**Brief:** Quote all lines below exactly. Images stay out.

Figure data in JSON:

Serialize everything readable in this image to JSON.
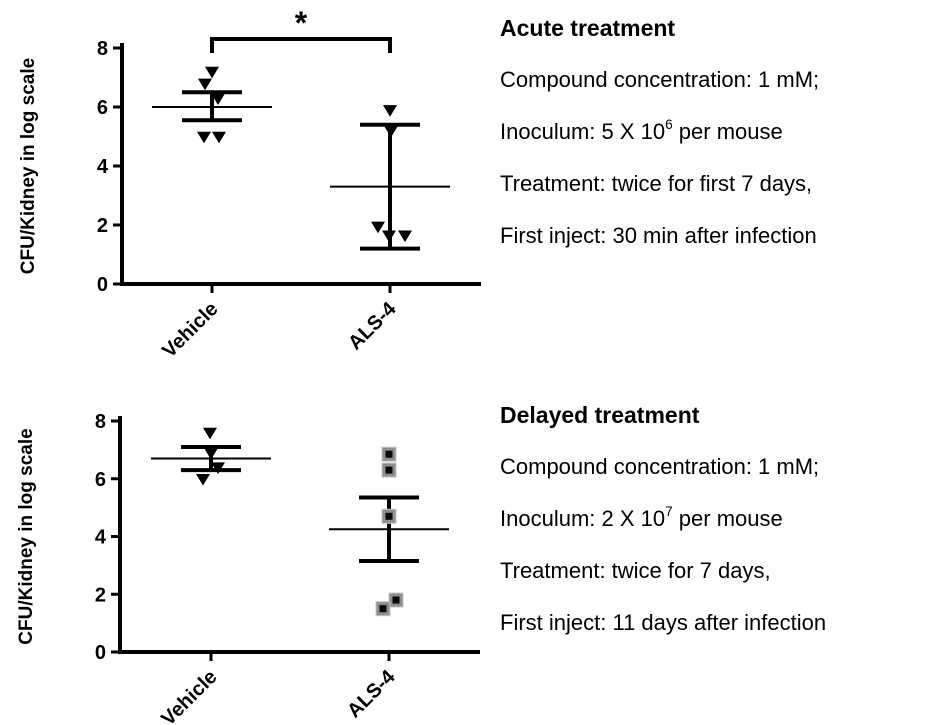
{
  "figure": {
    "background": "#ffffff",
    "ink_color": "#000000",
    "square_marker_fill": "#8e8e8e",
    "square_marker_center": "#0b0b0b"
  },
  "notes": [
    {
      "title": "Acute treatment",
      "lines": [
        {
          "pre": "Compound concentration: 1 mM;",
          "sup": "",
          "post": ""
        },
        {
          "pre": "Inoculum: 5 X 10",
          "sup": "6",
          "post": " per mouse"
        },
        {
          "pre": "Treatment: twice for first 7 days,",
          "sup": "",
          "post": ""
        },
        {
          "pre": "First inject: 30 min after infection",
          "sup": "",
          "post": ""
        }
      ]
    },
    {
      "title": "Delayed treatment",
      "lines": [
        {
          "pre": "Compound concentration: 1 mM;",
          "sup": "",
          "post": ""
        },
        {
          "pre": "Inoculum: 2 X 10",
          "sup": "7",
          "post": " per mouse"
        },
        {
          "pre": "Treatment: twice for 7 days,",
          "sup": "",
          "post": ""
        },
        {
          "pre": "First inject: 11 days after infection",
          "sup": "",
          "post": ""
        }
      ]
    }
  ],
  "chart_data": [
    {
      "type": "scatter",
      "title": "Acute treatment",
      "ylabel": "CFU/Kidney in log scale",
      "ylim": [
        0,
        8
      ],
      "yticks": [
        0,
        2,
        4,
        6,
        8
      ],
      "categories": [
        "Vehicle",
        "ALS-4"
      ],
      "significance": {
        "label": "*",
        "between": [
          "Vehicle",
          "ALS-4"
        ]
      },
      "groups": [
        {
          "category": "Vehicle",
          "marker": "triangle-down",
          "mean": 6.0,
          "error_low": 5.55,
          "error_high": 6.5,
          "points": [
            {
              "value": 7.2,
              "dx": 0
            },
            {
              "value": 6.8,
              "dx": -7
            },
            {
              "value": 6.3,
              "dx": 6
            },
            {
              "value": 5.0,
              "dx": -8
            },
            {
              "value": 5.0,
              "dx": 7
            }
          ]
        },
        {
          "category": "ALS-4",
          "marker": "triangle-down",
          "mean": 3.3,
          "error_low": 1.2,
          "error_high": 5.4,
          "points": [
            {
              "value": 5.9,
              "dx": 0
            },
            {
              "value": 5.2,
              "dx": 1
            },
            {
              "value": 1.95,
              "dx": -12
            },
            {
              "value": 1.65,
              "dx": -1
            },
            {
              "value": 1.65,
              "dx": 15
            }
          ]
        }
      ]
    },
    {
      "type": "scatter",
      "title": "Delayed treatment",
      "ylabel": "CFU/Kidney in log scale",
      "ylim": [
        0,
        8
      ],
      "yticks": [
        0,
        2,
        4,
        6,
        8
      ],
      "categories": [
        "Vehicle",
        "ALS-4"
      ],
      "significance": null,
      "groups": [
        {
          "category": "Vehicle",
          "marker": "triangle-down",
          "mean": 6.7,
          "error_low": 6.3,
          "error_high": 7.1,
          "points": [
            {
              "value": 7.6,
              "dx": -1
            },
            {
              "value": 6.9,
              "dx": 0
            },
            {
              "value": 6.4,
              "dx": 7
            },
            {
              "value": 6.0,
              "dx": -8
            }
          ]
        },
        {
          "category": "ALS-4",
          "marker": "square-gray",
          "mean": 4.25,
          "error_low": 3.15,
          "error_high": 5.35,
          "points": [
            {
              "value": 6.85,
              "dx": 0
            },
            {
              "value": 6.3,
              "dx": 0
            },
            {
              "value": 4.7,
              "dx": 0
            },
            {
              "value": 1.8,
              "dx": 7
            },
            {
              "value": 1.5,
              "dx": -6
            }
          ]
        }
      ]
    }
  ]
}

**Output of the task:**
Serialize everything readable in this image to JSON.
{
  "figure": {
    "background": "#ffffff",
    "ink_color": "#000000",
    "square_marker_fill": "#8e8e8e",
    "square_marker_center": "#0b0b0b"
  },
  "notes": [
    {
      "title": "Acute treatment",
      "lines": [
        {
          "pre": "Compound concentration: 1 mM;",
          "sup": "",
          "post": ""
        },
        {
          "pre": "Inoculum: 5 X 10",
          "sup": "6",
          "post": " per mouse"
        },
        {
          "pre": "Treatment: twice for first 7 days,",
          "sup": "",
          "post": ""
        },
        {
          "pre": "First inject: 30 min after infection",
          "sup": "",
          "post": ""
        }
      ]
    },
    {
      "title": "Delayed treatment",
      "lines": [
        {
          "pre": "Compound concentration: 1 mM;",
          "sup": "",
          "post": ""
        },
        {
          "pre": "Inoculum: 2 X 10",
          "sup": "7",
          "post": " per mouse"
        },
        {
          "pre": "Treatment: twice for 7 days,",
          "sup": "",
          "post": ""
        },
        {
          "pre": "First inject: 11 days after infection",
          "sup": "",
          "post": ""
        }
      ]
    }
  ],
  "chart_data": [
    {
      "type": "scatter",
      "title": "Acute treatment",
      "ylabel": "CFU/Kidney in log scale",
      "ylim": [
        0,
        8
      ],
      "yticks": [
        0,
        2,
        4,
        6,
        8
      ],
      "categories": [
        "Vehicle",
        "ALS-4"
      ],
      "significance": {
        "label": "*",
        "between": [
          "Vehicle",
          "ALS-4"
        ]
      },
      "groups": [
        {
          "category": "Vehicle",
          "marker": "triangle-down",
          "mean": 6.0,
          "error_low": 5.55,
          "error_high": 6.5,
          "points": [
            {
              "value": 7.2,
              "dx": 0
            },
            {
              "value": 6.8,
              "dx": -7
            },
            {
              "value": 6.3,
              "dx": 6
            },
            {
              "value": 5.0,
              "dx": -8
            },
            {
              "value": 5.0,
              "dx": 7
            }
          ]
        },
        {
          "category": "ALS-4",
          "marker": "triangle-down",
          "mean": 3.3,
          "error_low": 1.2,
          "error_high": 5.4,
          "points": [
            {
              "value": 5.9,
              "dx": 0
            },
            {
              "value": 5.2,
              "dx": 1
            },
            {
              "value": 1.95,
              "dx": -12
            },
            {
              "value": 1.65,
              "dx": -1
            },
            {
              "value": 1.65,
              "dx": 15
            }
          ]
        }
      ]
    },
    {
      "type": "scatter",
      "title": "Delayed treatment",
      "ylabel": "CFU/Kidney in log scale",
      "ylim": [
        0,
        8
      ],
      "yticks": [
        0,
        2,
        4,
        6,
        8
      ],
      "categories": [
        "Vehicle",
        "ALS-4"
      ],
      "significance": null,
      "groups": [
        {
          "category": "Vehicle",
          "marker": "triangle-down",
          "mean": 6.7,
          "error_low": 6.3,
          "error_high": 7.1,
          "points": [
            {
              "value": 7.6,
              "dx": -1
            },
            {
              "value": 6.9,
              "dx": 0
            },
            {
              "value": 6.4,
              "dx": 7
            },
            {
              "value": 6.0,
              "dx": -8
            }
          ]
        },
        {
          "category": "ALS-4",
          "marker": "square-gray",
          "mean": 4.25,
          "error_low": 3.15,
          "error_high": 5.35,
          "points": [
            {
              "value": 6.85,
              "dx": 0
            },
            {
              "value": 6.3,
              "dx": 0
            },
            {
              "value": 4.7,
              "dx": 0
            },
            {
              "value": 1.8,
              "dx": 7
            },
            {
              "value": 1.5,
              "dx": -6
            }
          ]
        }
      ]
    }
  ]
}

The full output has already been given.